[Dataset items]
#####

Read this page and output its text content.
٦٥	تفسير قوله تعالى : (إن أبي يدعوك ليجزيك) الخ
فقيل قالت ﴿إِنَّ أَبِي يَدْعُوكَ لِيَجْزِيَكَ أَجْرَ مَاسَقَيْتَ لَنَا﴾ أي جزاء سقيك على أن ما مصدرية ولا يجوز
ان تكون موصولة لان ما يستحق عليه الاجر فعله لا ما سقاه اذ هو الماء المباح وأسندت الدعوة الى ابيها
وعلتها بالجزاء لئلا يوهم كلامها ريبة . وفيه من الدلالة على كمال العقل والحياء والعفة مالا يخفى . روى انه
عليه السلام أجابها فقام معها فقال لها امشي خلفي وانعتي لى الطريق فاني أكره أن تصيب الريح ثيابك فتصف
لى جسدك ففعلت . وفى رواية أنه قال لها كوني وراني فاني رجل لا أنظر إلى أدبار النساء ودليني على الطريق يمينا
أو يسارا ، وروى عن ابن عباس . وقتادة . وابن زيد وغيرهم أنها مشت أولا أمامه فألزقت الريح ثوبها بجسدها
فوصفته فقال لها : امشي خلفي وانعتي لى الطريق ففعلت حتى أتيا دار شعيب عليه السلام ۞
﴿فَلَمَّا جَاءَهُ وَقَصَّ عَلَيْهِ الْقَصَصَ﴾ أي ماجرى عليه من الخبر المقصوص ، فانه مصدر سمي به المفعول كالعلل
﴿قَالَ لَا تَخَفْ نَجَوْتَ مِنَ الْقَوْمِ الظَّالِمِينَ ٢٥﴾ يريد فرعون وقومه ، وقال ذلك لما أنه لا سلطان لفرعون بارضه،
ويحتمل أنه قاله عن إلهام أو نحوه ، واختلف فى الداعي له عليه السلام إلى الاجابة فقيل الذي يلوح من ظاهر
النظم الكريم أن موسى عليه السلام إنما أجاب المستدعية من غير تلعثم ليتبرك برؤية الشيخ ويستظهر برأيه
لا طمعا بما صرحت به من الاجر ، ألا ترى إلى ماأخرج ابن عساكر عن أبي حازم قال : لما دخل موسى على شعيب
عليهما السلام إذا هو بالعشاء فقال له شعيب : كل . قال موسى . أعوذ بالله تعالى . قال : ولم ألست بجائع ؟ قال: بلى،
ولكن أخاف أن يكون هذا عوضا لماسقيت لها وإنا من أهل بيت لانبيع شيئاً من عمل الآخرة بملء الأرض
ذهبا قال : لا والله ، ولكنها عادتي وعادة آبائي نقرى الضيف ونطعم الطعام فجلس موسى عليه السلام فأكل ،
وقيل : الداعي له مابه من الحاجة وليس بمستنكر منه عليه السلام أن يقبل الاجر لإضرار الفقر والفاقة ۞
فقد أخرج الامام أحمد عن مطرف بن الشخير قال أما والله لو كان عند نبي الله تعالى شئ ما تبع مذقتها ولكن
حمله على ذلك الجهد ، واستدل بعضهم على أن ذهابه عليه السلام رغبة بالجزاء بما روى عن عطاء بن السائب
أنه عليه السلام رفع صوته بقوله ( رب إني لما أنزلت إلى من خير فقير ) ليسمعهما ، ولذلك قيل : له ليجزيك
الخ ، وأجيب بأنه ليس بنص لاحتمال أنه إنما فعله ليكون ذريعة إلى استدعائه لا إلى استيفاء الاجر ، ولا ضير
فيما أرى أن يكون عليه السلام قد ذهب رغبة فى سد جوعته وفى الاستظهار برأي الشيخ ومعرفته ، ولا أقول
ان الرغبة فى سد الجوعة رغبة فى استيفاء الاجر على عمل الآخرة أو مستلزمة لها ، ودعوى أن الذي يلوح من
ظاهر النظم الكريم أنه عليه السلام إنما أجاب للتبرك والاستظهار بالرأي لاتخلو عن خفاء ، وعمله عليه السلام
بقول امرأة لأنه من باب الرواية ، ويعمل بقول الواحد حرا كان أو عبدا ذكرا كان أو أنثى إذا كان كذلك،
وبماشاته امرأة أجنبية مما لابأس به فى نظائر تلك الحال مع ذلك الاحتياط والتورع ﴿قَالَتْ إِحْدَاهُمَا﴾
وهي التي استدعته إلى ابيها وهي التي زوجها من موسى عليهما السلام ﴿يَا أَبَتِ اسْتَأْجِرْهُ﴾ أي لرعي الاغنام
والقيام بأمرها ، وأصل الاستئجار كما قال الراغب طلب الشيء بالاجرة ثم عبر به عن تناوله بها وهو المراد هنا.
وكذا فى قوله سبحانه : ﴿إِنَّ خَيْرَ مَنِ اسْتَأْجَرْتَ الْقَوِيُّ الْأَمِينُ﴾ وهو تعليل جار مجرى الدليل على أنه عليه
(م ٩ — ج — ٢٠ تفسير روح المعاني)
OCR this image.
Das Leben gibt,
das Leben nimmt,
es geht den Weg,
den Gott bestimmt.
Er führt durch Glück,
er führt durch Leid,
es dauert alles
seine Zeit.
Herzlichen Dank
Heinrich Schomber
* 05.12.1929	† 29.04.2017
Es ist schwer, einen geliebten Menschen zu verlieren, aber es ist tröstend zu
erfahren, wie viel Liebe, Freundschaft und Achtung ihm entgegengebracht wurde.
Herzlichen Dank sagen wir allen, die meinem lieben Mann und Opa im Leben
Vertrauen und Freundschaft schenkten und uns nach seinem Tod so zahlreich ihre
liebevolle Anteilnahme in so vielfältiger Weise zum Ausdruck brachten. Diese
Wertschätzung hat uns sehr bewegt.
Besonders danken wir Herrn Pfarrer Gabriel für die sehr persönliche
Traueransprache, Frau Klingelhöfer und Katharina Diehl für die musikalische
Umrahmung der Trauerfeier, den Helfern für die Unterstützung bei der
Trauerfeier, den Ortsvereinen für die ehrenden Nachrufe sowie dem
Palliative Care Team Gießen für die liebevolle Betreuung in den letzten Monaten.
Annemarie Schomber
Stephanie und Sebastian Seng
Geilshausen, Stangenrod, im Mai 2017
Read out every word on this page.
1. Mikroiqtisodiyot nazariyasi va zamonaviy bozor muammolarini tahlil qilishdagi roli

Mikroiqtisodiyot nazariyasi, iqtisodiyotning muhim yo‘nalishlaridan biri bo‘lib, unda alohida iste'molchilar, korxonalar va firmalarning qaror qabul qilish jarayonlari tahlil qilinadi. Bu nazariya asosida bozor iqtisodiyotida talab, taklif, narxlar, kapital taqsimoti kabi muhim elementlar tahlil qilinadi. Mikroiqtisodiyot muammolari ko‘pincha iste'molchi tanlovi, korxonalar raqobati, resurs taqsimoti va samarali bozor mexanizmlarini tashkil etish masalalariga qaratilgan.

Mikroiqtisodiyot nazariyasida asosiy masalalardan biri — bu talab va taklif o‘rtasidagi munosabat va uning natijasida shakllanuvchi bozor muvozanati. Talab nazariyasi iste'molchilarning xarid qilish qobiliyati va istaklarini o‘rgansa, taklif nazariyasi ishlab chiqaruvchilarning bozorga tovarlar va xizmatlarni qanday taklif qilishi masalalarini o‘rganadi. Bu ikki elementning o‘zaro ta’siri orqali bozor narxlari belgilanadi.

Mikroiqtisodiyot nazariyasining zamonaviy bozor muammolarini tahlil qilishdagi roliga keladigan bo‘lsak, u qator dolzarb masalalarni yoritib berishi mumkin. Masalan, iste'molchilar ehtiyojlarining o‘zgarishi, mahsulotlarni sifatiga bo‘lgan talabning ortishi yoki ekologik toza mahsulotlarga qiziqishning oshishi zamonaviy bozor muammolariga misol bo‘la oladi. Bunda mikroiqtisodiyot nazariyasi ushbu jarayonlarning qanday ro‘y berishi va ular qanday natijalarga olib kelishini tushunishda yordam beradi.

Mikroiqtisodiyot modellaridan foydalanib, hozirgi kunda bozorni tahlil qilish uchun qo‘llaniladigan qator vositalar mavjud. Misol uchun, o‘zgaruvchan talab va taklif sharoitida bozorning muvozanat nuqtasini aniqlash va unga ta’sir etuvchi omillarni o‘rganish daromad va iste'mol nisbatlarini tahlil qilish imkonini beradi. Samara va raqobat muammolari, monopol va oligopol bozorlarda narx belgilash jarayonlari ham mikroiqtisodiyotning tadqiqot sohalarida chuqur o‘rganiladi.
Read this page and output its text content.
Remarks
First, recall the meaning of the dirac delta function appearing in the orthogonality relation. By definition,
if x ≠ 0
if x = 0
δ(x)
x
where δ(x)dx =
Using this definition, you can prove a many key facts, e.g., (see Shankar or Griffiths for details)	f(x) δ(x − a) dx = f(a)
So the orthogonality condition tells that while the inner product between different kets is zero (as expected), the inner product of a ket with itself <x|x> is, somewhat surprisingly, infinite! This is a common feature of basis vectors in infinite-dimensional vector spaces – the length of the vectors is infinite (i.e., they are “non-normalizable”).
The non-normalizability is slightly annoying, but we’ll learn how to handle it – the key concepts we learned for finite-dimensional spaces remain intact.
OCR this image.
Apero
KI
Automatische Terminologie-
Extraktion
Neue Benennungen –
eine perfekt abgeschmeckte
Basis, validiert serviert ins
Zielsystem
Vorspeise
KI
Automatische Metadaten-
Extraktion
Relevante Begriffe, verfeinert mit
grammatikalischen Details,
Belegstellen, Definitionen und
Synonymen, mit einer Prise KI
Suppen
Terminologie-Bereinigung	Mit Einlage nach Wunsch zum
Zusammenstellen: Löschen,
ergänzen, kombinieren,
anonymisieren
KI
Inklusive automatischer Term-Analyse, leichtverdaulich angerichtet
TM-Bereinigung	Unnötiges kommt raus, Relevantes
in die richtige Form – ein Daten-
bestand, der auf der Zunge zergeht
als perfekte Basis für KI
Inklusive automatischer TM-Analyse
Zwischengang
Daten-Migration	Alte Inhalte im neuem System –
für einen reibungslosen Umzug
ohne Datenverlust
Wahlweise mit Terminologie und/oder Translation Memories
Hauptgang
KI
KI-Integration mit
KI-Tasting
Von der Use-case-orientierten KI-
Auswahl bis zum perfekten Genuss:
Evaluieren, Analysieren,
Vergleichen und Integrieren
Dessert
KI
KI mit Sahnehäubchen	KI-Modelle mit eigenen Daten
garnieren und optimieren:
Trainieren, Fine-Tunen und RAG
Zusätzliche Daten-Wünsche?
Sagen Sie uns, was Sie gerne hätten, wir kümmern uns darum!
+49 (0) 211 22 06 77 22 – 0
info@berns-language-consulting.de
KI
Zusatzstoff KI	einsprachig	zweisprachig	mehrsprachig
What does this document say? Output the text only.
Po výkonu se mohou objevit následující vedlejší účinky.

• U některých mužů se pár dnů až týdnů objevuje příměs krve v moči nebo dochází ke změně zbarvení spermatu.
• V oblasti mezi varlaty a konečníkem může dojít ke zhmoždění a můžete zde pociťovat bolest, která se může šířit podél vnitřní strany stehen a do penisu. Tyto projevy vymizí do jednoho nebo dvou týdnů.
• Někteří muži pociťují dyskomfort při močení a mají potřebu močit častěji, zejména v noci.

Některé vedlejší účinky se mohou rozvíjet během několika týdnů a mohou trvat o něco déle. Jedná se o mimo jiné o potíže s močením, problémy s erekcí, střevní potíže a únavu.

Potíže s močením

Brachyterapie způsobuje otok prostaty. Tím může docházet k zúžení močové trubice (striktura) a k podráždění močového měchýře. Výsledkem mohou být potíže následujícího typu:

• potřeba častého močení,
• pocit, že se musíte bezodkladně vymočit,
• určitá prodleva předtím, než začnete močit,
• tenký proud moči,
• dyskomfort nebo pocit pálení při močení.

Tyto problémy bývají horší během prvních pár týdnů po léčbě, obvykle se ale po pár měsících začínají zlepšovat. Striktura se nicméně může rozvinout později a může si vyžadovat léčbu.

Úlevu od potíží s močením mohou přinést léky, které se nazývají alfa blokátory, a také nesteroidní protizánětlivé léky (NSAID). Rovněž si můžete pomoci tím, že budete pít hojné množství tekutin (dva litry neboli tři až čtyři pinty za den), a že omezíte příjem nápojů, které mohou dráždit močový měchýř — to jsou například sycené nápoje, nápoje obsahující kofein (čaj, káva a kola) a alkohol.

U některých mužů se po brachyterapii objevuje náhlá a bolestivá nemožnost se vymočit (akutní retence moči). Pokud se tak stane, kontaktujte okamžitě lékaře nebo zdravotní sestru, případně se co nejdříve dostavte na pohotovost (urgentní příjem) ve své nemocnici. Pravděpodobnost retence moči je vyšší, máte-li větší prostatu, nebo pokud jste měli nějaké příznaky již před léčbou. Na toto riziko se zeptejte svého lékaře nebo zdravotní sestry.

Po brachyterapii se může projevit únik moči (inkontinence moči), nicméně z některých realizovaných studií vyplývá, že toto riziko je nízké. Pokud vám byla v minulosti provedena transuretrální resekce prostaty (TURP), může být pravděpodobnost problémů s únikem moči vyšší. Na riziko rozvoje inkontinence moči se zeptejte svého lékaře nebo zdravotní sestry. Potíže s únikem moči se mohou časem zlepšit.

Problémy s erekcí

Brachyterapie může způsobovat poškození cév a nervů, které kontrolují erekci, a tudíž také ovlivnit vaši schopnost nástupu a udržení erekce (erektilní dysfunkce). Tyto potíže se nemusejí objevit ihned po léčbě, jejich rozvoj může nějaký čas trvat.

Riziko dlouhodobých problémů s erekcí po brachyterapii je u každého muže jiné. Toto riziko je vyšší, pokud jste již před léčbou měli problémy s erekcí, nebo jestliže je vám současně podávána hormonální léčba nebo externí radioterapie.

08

#####

• Requirement:
Copy all lines above containing the string "الكريم".

• Exercise result:
النظم الكريم أن موسى عليه السلام إنما أجاب المستدعية من غير تلعثم ليتبرك برؤية الشيخ ويستظهر برأيه
ظاهر النظم الكريم أنه عليه السلام إنما أجاب للتبرك والاستظهار بالرأي لاتخلو عن خفاء ، وعمله عليه السلام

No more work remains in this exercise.